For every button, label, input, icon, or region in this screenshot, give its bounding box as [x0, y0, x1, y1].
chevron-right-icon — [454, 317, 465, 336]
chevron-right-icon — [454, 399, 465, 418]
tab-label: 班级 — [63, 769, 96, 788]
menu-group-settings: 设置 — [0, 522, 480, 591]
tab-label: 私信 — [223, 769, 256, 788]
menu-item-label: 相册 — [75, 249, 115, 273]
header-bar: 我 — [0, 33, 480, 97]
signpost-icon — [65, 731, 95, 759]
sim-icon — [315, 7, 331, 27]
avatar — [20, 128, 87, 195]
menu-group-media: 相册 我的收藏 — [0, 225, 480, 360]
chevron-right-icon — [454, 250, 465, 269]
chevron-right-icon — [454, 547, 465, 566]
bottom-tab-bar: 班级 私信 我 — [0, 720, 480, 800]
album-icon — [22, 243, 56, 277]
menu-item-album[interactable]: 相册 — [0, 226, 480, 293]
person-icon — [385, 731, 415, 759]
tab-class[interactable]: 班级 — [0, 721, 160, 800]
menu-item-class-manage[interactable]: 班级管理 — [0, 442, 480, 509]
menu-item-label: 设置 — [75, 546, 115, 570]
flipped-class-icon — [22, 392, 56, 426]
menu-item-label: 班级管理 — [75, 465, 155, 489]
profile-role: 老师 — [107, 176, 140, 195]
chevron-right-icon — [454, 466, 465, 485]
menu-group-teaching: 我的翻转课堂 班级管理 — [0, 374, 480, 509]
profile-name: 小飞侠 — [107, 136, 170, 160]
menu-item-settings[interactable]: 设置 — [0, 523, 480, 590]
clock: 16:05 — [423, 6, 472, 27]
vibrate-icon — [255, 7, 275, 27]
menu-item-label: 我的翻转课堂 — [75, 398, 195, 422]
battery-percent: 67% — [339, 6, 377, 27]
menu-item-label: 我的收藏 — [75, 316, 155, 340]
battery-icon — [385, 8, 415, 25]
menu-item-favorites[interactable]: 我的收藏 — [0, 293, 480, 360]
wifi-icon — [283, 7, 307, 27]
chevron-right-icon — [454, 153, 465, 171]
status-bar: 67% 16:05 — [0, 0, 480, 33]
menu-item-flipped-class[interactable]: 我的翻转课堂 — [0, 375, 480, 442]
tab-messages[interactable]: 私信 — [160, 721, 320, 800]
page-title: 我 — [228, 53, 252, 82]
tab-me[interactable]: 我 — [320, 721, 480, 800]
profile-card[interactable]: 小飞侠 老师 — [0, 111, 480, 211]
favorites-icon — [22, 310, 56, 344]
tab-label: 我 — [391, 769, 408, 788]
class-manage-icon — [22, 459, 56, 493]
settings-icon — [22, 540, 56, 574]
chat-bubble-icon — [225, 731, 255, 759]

• • • •

▸ Instructions to follow
Copy the rows above word for word, starting with the first one and going on through the line that contains "battery-percent: 67% — [339, 6, 377, 27]".

▸ Output
For every button, label, input, icon, or region in this screenshot, give its bounding box as [x0, y0, x1, y1].
chevron-right-icon — [454, 317, 465, 336]
chevron-right-icon — [454, 399, 465, 418]
tab-label: 班级 — [63, 769, 96, 788]
menu-group-settings: 设置 — [0, 522, 480, 591]
tab-label: 私信 — [223, 769, 256, 788]
menu-item-label: 相册 — [75, 249, 115, 273]
header-bar: 我 — [0, 33, 480, 97]
signpost-icon — [65, 731, 95, 759]
sim-icon — [315, 7, 331, 27]
avatar — [20, 128, 87, 195]
menu-group-media: 相册 我的收藏 — [0, 225, 480, 360]
chevron-right-icon — [454, 250, 465, 269]
chevron-right-icon — [454, 547, 465, 566]
bottom-tab-bar: 班级 私信 我 — [0, 720, 480, 800]
album-icon — [22, 243, 56, 277]
menu-item-album[interactable]: 相册 — [0, 226, 480, 293]
person-icon — [385, 731, 415, 759]
tab-class[interactable]: 班级 — [0, 721, 160, 800]
menu-item-class-manage[interactable]: 班级管理 — [0, 442, 480, 509]
menu-item-label: 设置 — [75, 546, 115, 570]
flipped-class-icon — [22, 392, 56, 426]
menu-item-label: 班级管理 — [75, 465, 155, 489]
profile-role: 老师 — [107, 176, 140, 195]
chevron-right-icon — [454, 466, 465, 485]
menu-group-teaching: 我的翻转课堂 班级管理 — [0, 374, 480, 509]
profile-name: 小飞侠 — [107, 136, 170, 160]
menu-item-settings[interactable]: 设置 — [0, 523, 480, 590]
clock: 16:05 — [423, 6, 472, 27]
vibrate-icon — [255, 7, 275, 27]
menu-item-label: 我的翻转课堂 — [75, 398, 195, 422]
battery-percent: 67% — [339, 6, 377, 27]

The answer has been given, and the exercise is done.